***** RECORDS SHOWN *****

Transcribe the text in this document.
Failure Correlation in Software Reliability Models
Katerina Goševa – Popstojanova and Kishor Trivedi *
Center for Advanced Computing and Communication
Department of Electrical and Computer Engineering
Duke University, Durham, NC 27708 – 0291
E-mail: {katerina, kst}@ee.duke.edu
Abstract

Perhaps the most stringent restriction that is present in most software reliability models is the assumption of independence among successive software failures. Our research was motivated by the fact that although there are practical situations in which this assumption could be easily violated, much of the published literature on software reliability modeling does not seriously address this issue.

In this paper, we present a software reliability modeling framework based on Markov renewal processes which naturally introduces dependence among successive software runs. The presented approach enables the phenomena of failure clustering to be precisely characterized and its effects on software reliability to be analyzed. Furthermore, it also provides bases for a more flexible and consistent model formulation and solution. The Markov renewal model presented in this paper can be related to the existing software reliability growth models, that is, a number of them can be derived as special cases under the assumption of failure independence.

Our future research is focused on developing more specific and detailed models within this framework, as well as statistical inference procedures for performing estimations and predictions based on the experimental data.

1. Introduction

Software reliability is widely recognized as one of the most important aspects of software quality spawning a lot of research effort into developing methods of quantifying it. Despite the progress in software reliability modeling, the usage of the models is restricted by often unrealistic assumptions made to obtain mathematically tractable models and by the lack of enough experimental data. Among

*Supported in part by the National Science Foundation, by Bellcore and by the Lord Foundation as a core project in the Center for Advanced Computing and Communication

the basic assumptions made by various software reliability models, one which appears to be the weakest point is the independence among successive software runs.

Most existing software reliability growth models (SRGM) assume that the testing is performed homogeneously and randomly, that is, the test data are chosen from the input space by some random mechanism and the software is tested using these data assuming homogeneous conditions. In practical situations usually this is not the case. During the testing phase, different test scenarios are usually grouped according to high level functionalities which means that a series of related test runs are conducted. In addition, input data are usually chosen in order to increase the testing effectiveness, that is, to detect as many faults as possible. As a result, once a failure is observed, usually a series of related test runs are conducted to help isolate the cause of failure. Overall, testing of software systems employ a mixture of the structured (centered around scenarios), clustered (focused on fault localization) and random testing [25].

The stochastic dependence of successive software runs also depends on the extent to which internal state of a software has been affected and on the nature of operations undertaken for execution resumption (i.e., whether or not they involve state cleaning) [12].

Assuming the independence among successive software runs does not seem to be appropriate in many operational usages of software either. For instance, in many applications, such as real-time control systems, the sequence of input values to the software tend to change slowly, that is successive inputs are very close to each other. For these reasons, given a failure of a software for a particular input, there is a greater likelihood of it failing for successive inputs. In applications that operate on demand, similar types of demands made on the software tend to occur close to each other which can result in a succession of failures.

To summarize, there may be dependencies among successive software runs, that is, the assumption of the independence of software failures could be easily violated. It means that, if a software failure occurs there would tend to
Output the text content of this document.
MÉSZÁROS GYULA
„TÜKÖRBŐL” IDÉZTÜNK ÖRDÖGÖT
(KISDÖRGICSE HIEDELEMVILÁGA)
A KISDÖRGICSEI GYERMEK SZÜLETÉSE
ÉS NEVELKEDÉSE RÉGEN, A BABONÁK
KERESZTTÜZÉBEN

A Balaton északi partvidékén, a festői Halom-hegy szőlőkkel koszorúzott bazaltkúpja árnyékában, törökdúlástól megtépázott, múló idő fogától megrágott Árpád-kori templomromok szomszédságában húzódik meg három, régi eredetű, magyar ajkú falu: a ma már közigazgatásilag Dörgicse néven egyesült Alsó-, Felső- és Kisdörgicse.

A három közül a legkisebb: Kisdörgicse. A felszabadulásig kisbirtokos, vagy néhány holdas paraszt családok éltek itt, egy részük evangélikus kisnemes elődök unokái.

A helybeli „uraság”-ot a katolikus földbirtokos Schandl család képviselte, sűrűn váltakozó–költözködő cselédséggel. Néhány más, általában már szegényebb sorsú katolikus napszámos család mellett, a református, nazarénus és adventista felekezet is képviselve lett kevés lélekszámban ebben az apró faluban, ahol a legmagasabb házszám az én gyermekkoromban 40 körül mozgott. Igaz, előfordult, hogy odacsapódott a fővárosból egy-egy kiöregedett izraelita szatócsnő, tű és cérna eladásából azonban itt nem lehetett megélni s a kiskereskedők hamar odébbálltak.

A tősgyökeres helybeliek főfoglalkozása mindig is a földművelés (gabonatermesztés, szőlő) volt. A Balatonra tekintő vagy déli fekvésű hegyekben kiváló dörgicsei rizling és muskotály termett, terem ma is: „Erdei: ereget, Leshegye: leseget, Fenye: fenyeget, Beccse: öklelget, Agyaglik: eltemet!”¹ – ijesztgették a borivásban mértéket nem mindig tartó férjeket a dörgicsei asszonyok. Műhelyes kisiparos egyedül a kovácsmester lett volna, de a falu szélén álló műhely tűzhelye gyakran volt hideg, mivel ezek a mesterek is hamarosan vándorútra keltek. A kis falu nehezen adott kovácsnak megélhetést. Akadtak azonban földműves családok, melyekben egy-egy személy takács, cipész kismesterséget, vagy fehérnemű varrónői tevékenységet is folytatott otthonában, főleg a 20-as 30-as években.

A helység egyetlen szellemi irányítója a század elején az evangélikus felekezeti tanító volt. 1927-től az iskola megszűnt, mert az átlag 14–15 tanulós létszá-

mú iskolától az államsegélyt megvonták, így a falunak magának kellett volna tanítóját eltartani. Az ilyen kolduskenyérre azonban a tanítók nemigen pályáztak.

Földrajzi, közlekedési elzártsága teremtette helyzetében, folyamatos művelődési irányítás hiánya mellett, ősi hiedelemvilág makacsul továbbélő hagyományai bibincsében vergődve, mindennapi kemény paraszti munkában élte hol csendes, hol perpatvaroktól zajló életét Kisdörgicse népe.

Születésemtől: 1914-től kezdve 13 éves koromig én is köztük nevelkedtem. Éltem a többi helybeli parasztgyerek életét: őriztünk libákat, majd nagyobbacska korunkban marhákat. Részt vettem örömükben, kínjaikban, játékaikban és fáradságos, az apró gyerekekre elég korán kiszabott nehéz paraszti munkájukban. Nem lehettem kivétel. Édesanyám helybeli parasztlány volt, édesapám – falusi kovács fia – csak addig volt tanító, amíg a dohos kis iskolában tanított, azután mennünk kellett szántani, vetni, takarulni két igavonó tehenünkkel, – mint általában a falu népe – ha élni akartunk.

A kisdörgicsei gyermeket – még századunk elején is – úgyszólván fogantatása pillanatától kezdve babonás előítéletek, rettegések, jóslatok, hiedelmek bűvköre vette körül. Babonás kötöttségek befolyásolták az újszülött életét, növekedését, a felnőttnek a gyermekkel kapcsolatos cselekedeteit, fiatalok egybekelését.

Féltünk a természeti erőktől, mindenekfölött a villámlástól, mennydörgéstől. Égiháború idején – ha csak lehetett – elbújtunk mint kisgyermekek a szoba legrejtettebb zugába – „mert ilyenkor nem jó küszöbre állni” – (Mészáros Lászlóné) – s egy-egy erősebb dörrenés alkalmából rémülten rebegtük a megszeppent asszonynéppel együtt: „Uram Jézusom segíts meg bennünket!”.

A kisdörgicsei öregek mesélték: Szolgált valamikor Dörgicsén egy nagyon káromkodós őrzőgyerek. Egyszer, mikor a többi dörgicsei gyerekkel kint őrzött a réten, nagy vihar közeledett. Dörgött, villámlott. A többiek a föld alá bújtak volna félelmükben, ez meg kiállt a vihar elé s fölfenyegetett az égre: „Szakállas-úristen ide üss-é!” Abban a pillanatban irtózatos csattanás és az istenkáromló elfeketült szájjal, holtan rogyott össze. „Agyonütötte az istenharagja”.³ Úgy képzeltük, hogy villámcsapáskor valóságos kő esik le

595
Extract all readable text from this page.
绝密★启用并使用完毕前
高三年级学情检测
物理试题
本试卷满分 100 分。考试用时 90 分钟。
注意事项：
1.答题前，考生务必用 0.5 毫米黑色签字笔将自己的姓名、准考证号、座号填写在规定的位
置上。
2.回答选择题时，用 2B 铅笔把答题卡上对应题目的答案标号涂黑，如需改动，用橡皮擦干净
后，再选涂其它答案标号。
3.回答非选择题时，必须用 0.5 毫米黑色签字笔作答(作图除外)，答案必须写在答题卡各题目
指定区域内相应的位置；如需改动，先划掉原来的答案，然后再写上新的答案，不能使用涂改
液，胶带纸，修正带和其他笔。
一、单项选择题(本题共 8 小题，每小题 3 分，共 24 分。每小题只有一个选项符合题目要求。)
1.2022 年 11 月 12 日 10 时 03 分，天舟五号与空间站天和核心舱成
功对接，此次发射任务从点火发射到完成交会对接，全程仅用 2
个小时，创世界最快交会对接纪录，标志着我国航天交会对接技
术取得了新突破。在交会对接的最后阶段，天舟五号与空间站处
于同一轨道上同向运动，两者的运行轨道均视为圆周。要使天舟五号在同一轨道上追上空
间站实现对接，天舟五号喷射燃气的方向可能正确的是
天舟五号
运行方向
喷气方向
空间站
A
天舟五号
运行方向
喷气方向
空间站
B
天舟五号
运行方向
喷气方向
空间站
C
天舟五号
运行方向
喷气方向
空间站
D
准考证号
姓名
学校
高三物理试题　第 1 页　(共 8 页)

*****

TASK DIRECTIONS> Pick out every line above that contains the word "easily" and copy it.

REPLY TO THE EXERCISE>
Perhaps the most stringent restriction that is present in most software reliability models is the assumption of independence among successive software failures. Our research was motivated by the fact that although there are practical situations in which this assumption could be easily violated, much of the published literature on software reliability modeling does not seriously address this issue.
To summarize, there may be dependencies among successive software runs, that is, the assumption of the independence of software failures could be easily violated. It means that, if a software failure occurs there would tend to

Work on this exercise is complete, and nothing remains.